== EXERCISE AIM ==
Find each line containing the string "operation" and return it.

— Begin —

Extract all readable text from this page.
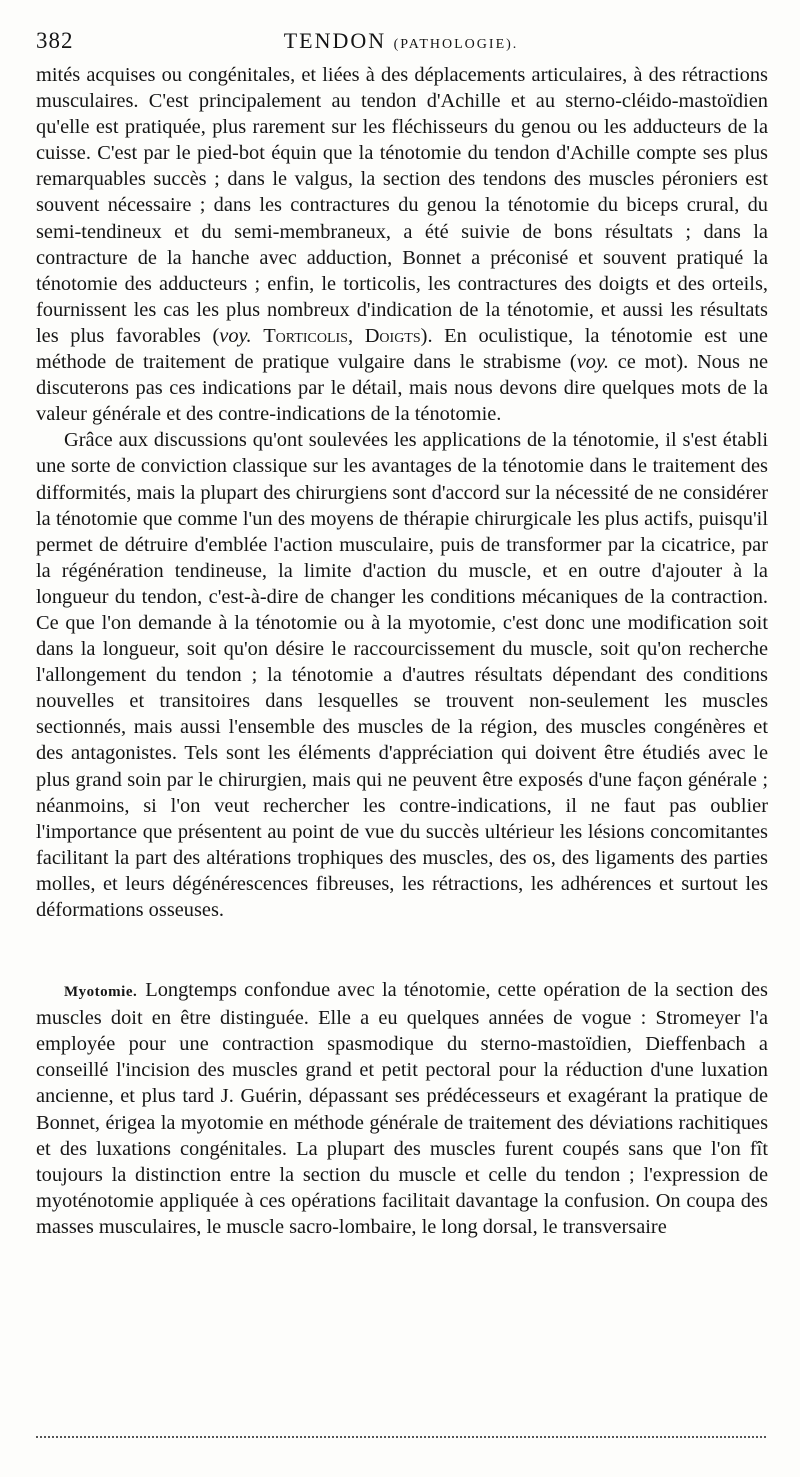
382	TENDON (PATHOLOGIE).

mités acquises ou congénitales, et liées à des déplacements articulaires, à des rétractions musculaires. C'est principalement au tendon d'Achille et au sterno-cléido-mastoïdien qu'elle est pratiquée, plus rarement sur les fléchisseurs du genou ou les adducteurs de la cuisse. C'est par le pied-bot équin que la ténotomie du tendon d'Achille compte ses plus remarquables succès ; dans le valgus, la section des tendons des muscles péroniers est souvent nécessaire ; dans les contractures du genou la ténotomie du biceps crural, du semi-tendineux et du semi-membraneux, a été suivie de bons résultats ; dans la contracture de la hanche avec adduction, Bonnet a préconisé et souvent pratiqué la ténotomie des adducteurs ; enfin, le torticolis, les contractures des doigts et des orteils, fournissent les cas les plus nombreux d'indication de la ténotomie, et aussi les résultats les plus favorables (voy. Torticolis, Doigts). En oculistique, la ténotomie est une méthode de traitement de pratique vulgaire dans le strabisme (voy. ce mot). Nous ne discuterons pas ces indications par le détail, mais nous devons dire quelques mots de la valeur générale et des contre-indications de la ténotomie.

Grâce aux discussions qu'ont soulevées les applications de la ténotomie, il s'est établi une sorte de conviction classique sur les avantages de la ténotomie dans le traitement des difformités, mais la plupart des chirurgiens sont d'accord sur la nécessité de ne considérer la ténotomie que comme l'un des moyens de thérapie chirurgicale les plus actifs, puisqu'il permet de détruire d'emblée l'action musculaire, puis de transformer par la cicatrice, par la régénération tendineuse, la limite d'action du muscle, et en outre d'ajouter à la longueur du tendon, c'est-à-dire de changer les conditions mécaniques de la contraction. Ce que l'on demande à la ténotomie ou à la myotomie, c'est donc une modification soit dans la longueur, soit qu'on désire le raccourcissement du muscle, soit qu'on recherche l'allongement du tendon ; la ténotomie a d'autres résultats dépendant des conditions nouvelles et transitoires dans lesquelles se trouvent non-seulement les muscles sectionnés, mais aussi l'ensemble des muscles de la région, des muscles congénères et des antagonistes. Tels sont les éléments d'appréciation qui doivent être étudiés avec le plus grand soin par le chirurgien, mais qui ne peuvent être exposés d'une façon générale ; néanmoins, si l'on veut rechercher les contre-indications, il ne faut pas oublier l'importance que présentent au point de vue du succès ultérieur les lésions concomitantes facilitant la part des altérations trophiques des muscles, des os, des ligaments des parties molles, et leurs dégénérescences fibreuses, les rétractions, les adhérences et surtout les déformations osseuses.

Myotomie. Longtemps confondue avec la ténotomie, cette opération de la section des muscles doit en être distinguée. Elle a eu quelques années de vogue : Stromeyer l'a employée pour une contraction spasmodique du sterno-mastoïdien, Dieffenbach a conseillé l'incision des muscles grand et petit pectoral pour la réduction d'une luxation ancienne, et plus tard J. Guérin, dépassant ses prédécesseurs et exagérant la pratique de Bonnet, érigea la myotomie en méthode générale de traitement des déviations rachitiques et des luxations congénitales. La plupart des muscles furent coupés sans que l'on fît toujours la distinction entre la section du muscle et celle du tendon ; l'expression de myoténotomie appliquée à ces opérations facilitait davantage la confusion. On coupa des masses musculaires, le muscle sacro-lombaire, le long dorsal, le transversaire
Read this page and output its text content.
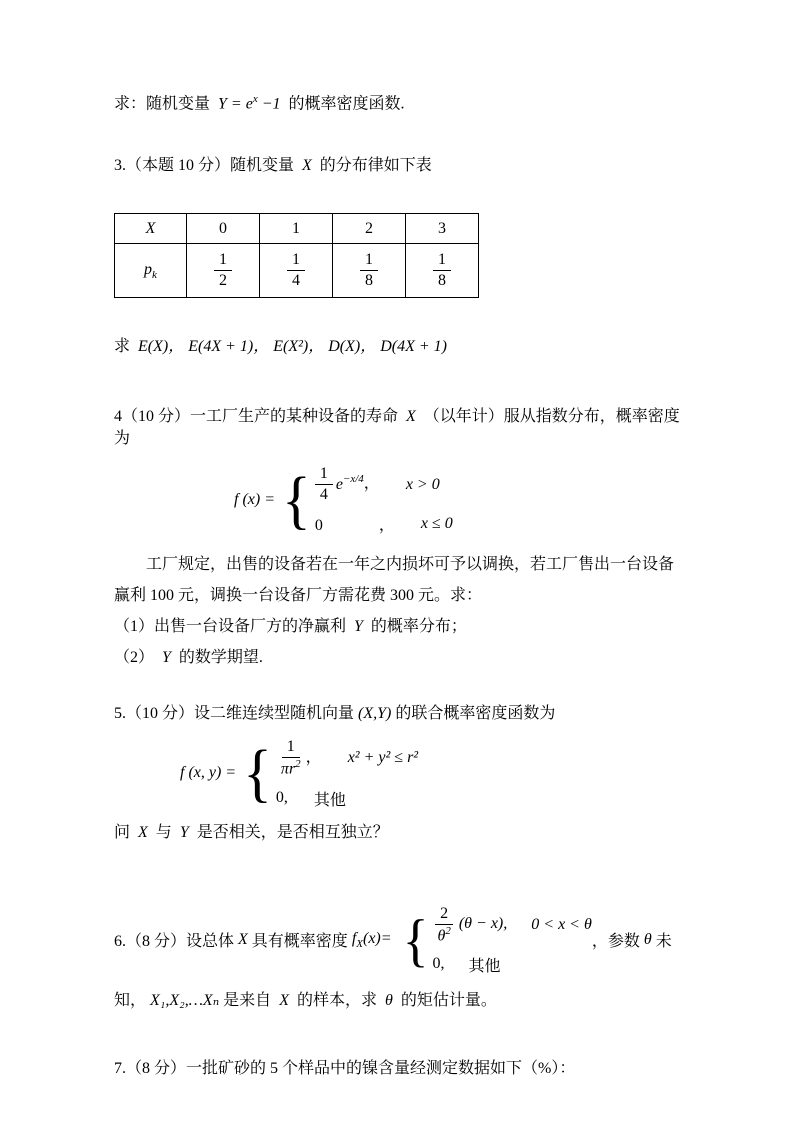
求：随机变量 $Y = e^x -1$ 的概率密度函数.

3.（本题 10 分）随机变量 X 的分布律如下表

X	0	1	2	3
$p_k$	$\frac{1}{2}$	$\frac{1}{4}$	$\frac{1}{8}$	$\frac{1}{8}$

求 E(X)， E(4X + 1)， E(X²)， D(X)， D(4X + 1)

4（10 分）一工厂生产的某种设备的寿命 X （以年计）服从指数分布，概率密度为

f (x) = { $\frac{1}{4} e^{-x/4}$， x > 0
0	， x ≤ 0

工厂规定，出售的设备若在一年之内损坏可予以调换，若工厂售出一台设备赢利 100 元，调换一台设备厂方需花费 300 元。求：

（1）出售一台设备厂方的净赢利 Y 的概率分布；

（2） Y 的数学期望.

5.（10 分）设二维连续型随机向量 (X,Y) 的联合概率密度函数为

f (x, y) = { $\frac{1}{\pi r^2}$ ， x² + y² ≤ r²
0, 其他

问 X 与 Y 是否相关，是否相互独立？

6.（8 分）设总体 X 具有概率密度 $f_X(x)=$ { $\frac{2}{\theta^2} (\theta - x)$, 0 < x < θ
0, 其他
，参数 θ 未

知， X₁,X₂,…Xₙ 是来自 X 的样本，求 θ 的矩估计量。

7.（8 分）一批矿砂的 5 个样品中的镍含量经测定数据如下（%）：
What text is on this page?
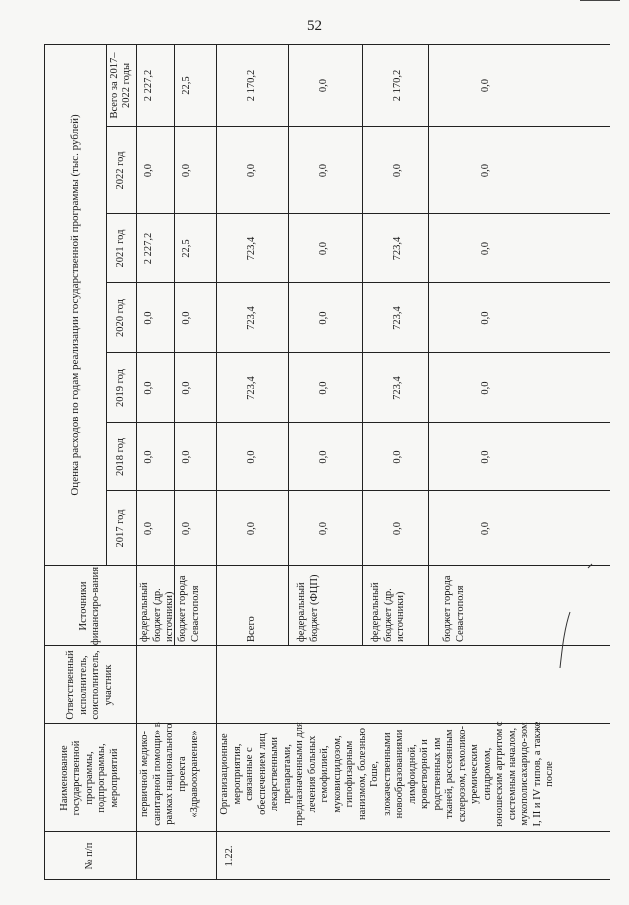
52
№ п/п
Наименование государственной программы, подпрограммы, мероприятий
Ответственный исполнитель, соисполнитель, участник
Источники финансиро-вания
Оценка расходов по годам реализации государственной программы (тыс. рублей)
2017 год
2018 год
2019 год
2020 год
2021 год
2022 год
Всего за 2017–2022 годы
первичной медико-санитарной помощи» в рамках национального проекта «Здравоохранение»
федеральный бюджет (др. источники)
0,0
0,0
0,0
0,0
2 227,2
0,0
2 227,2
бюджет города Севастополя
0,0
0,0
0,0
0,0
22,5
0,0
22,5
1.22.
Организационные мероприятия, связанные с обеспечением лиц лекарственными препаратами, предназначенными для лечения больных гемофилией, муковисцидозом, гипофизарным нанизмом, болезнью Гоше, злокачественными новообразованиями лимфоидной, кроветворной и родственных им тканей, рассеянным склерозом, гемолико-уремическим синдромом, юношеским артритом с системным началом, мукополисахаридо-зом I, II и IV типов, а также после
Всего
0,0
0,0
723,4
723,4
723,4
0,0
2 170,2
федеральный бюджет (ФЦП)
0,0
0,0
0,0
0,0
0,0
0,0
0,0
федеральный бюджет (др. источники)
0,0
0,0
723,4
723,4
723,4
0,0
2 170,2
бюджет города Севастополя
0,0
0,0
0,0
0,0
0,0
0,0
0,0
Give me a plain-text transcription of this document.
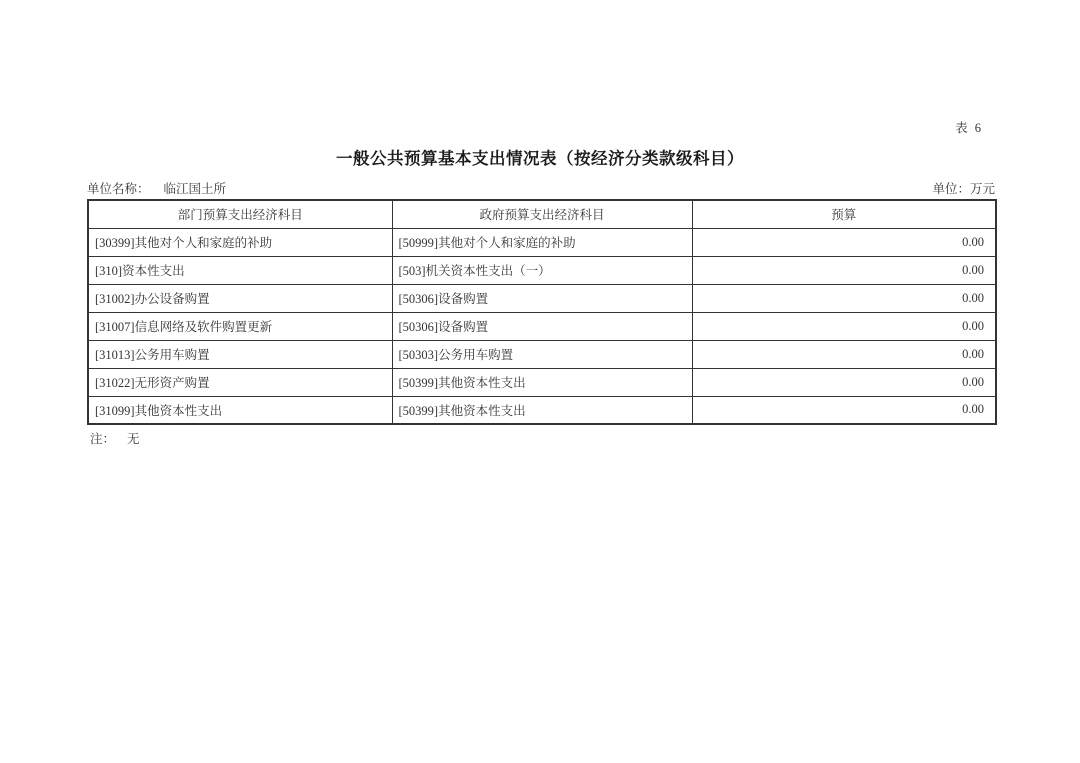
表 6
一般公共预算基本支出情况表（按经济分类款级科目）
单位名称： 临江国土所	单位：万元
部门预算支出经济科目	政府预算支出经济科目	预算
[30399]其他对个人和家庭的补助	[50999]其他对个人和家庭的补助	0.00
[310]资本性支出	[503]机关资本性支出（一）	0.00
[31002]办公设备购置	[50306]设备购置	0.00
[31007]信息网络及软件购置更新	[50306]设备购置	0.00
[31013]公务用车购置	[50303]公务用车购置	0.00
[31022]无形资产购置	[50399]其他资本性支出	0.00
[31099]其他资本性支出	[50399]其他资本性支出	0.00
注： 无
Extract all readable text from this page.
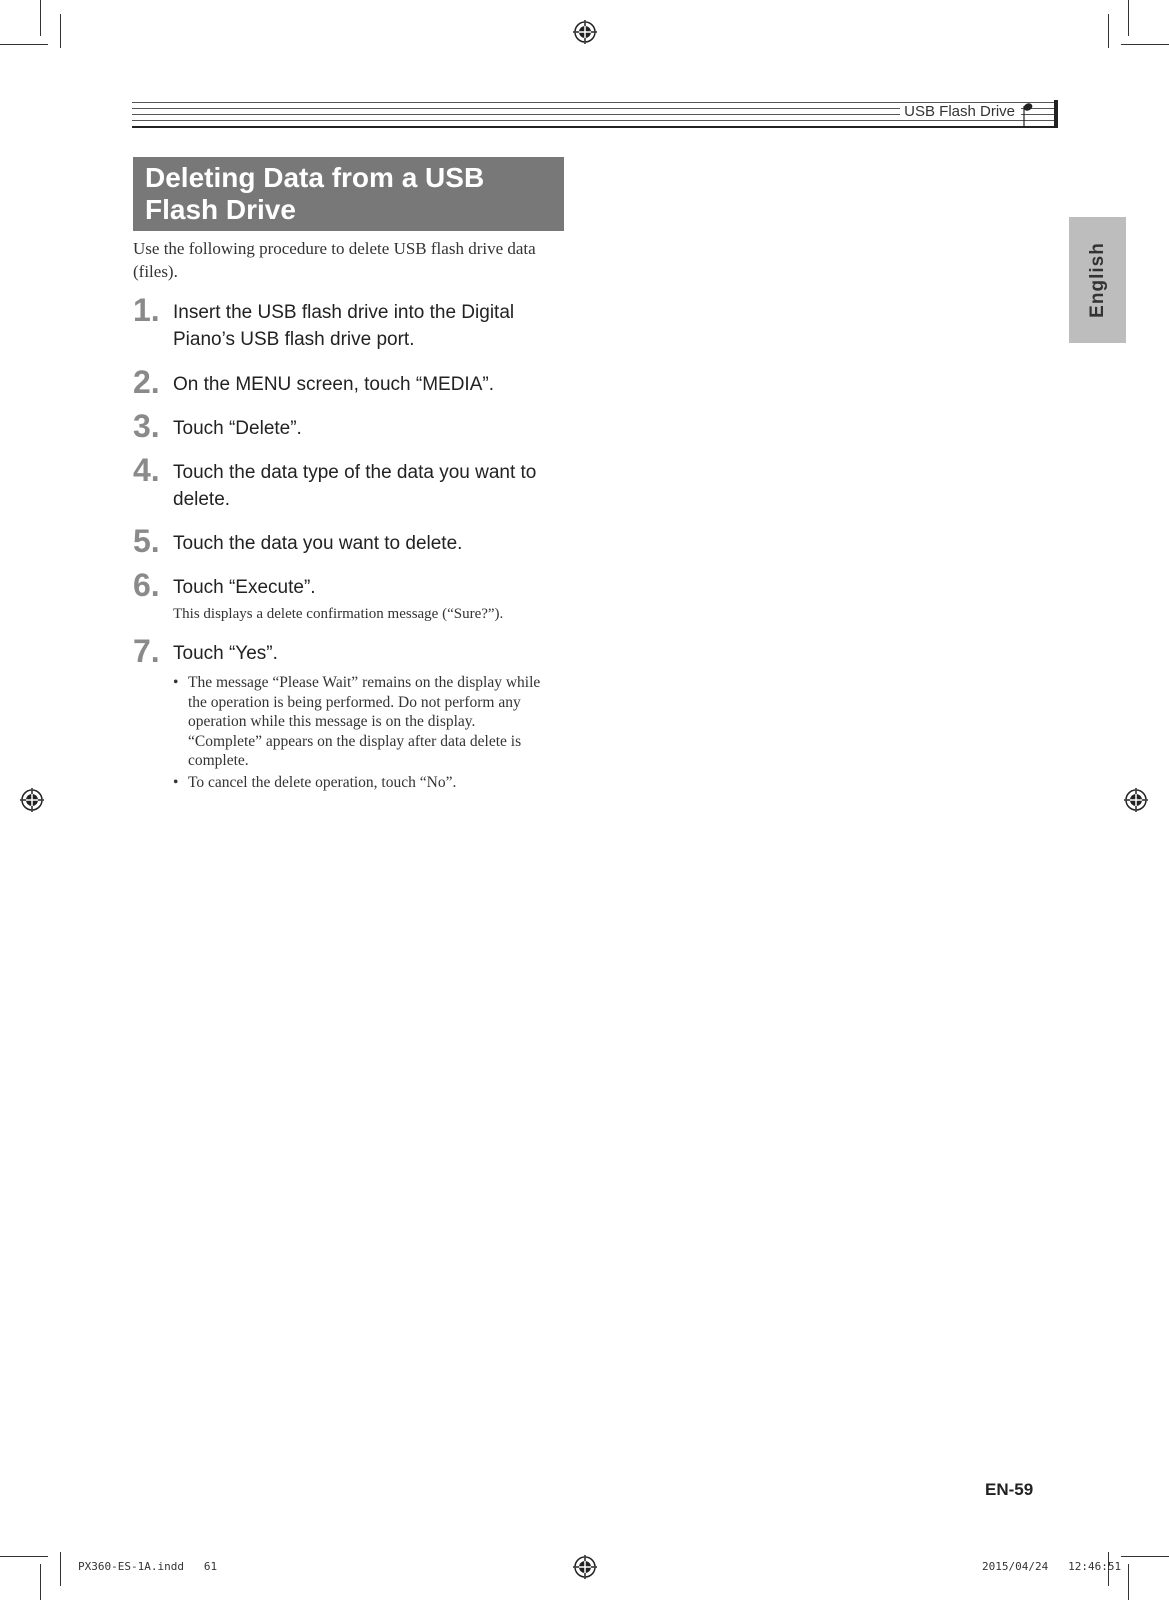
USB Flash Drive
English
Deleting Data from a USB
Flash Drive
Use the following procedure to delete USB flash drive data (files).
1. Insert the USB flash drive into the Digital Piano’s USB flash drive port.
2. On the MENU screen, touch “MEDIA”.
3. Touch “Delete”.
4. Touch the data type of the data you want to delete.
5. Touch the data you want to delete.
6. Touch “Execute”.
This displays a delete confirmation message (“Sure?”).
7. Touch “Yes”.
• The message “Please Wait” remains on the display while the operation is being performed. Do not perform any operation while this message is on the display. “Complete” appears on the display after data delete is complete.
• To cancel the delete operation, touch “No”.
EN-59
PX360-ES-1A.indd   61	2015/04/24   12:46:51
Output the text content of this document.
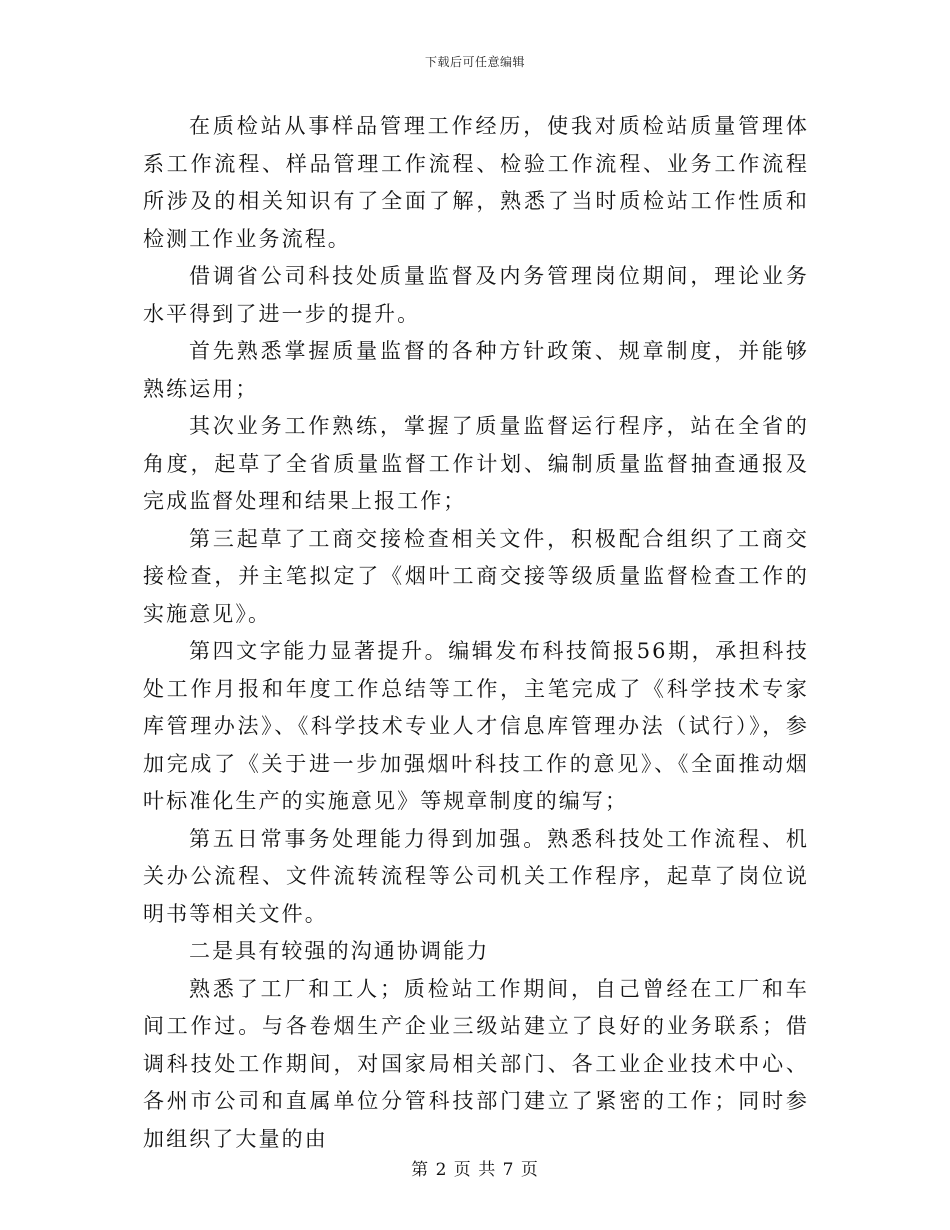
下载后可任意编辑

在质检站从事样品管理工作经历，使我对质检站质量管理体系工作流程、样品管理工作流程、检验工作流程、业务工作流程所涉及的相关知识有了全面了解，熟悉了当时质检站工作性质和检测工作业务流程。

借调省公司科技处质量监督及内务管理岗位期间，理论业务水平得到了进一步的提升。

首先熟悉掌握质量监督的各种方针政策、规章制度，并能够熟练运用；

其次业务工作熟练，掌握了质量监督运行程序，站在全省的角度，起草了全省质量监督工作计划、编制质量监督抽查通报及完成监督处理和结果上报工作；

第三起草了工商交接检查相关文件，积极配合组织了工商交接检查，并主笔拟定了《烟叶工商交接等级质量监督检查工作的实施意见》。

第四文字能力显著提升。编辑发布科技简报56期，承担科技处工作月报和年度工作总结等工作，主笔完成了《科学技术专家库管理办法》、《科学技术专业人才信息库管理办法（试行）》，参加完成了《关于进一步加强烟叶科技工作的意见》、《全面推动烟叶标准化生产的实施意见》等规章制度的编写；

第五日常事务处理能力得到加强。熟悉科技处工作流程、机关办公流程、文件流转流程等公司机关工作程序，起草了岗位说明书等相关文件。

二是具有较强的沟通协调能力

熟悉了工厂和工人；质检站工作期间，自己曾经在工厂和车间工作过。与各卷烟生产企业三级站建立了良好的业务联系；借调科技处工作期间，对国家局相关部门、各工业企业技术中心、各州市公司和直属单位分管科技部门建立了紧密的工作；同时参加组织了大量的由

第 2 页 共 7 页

— End —

== OUTPUT ==
• The message “Please Wait” remains on the display while the operation is being performed. Do not perform any operation while this message is on the display. “Complete” appears on the display after data delete is complete.
• To cancel the delete operation, touch “No”.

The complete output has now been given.